DIRECTIVE -> Transcribe the listing below word for word.

Stored records:
=-=-=

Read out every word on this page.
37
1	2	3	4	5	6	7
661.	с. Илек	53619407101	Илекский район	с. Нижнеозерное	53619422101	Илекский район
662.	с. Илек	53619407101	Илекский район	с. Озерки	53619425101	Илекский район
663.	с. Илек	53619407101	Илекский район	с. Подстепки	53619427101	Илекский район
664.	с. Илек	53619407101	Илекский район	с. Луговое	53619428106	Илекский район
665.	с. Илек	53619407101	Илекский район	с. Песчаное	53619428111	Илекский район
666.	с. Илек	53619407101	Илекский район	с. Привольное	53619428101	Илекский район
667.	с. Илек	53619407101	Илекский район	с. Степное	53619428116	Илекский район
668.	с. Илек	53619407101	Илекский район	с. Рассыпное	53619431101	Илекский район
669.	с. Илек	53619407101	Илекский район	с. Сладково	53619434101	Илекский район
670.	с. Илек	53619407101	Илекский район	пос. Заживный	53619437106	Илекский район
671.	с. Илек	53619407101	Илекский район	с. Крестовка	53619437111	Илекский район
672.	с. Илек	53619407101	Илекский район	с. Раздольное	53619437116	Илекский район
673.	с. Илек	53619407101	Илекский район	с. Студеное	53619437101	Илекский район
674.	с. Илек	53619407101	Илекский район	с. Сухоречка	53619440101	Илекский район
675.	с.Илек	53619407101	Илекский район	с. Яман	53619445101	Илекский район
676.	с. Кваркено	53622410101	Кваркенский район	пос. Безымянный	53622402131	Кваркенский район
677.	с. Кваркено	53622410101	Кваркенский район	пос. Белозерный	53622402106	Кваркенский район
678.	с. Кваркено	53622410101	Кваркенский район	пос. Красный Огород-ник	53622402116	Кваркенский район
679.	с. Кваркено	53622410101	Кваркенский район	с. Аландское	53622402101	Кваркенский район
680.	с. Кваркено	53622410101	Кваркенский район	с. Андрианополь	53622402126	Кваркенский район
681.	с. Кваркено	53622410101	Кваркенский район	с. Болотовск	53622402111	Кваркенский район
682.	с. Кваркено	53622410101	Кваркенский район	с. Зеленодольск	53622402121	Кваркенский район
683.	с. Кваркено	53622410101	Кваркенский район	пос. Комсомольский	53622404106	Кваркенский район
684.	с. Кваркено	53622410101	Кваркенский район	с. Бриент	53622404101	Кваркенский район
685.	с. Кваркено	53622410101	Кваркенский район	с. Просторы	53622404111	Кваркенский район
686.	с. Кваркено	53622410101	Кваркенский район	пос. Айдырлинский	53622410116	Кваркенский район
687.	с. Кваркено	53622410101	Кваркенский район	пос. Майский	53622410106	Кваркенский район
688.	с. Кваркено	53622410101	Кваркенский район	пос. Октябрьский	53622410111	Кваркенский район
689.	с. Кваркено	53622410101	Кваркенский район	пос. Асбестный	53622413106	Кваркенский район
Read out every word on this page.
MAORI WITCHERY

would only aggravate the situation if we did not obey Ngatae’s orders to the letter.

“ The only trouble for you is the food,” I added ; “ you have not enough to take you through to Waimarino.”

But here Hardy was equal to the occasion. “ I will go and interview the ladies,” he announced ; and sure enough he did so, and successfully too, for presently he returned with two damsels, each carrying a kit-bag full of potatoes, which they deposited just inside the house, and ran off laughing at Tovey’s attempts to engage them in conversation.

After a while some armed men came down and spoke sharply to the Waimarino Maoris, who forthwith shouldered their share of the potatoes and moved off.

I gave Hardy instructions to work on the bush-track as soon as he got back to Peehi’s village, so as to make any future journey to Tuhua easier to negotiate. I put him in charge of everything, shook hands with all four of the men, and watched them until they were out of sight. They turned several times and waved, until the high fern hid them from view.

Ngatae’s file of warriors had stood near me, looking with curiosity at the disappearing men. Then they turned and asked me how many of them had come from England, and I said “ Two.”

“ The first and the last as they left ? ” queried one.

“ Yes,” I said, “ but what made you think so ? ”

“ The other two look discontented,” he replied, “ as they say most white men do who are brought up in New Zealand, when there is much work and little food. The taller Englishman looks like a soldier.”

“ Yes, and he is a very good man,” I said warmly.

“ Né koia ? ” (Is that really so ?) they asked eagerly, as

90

=-=-=

EXPECTED ANSWER ->
Read out every word on this page.
37
1	2	3	4	5	6	7
661.	с. Илек	53619407101	Илекский район	с. Нижнеозерное	53619422101	Илекский район
662.	с. Илек	53619407101	Илекский район	с. Озерки	53619425101	Илекский район
663.	с. Илек	53619407101	Илекский район	с. Подстепки	53619427101	Илекский район
664.	с. Илек	53619407101	Илекский район	с. Луговое	53619428106	Илекский район
665.	с. Илек	53619407101	Илекский район	с. Песчаное	53619428111	Илекский район
666.	с. Илек	53619407101	Илекский район	с. Привольное	53619428101	Илекский район
667.	с. Илек	53619407101	Илекский район	с. Степное	53619428116	Илекский район
668.	с. Илек	53619407101	Илекский район	с. Рассыпное	53619431101	Илекский район
669.	с. Илек	53619407101	Илекский район	с. Сладково	53619434101	Илекский район
670.	с. Илек	53619407101	Илекский район	пос. Заживный	53619437106	Илекский район
671.	с. Илек	53619407101	Илекский район	с. Крестовка	53619437111	Илекский район
672.	с. Илек	53619407101	Илекский район	с. Раздольное	53619437116	Илекский район
673.	с. Илек	53619407101	Илекский район	с. Студеное	53619437101	Илекский район
674.	с. Илек	53619407101	Илекский район	с. Сухоречка	53619440101	Илекский район
675.	с.Илек	53619407101	Илекский район	с. Яман	53619445101	Илекский район
676.	с. Кваркено	53622410101	Кваркенский район	пос. Безымянный	53622402131	Кваркенский район
677.	с. Кваркено	53622410101	Кваркенский район	пос. Белозерный	53622402106	Кваркенский район
678.	с. Кваркено	53622410101	Кваркенский район	пос. Красный Огород-ник	53622402116	Кваркенский район
679.	с. Кваркено	53622410101	Кваркенский район	с. Аландское	53622402101	Кваркенский район
680.	с. Кваркено	53622410101	Кваркенский район	с. Андрианополь	53622402126	Кваркенский район
681.	с. Кваркено	53622410101	Кваркенский район	с. Болотовск	53622402111	Кваркенский район
682.	с. Кваркено	53622410101	Кваркенский район	с. Зеленодольск	53622402121	Кваркенский район
683.	с. Кваркено	53622410101	Кваркенский район	пос. Комсомольский	53622404106	Кваркенский район
684.	с. Кваркено	53622410101	Кваркенский район	с. Бриент	53622404101	Кваркенский район
685.	с. Кваркено	53622410101	Кваркенский район	с. Просторы	53622404111	Кваркенский район
686.	с. Кваркено	53622410101	Кваркенский район	пос. Айдырлинский	53622410116	Кваркенский район
687.	с. Кваркено	53622410101	Кваркенский район	пос. Майский	53622410106	Кваркенский район
688.	с. Кваркено	53622410101	Кваркенский район	пос. Октябрьский	53622410111	Кваркенский район
689.	с. Кваркено	53622410101	Кваркенский район	пос. Асбестный	53622413106	Кваркенский район
Read out every word on this page.
MAORI WITCHERY

would only aggravate the situation if we did not obey Ngatae’s orders to the letter.

“ The only trouble for you is the food,” I added ; “ you have not enough to take you through to Waimarino.”

But here Hardy was equal to the occasion. “ I will go and interview the ladies,” he announced ; and sure enough he did so, and successfully too, for presently he returned with two damsels, each carrying a kit-bag full of potatoes, which they deposited just inside the house, and ran off laughing at Tovey’s attempts to engage them in conversation.

After a while some armed men came down and spoke sharply to the Waimarino Maoris, who forthwith shouldered their share of the potatoes and moved off.

I gave Hardy instructions to work on the bush-track as soon as he got back to Peehi’s village, so as to make any future journey to Tuhua easier to negotiate. I put him in charge of everything, shook hands with all four of the men, and watched them until they were out of sight. They turned several times and waved, until the high fern hid them from view.

Ngatae’s file of warriors had stood near me, looking with curiosity at the disappearing men. Then they turned and asked me how many of them had come from England, and I said “ Two.”

“ The first and the last as they left ? ” queried one.

“ Yes,” I said, “ but what made you think so ? ”

“ The other two look discontented,” he replied, “ as they say most white men do who are brought up in New Zealand, when there is much work and little food. The taller Englishman looks like a soldier.”

“ Yes, and he is a very good man,” I said warmly.

“ Né koia ? ” (Is that really so ?) they asked eagerly, as

90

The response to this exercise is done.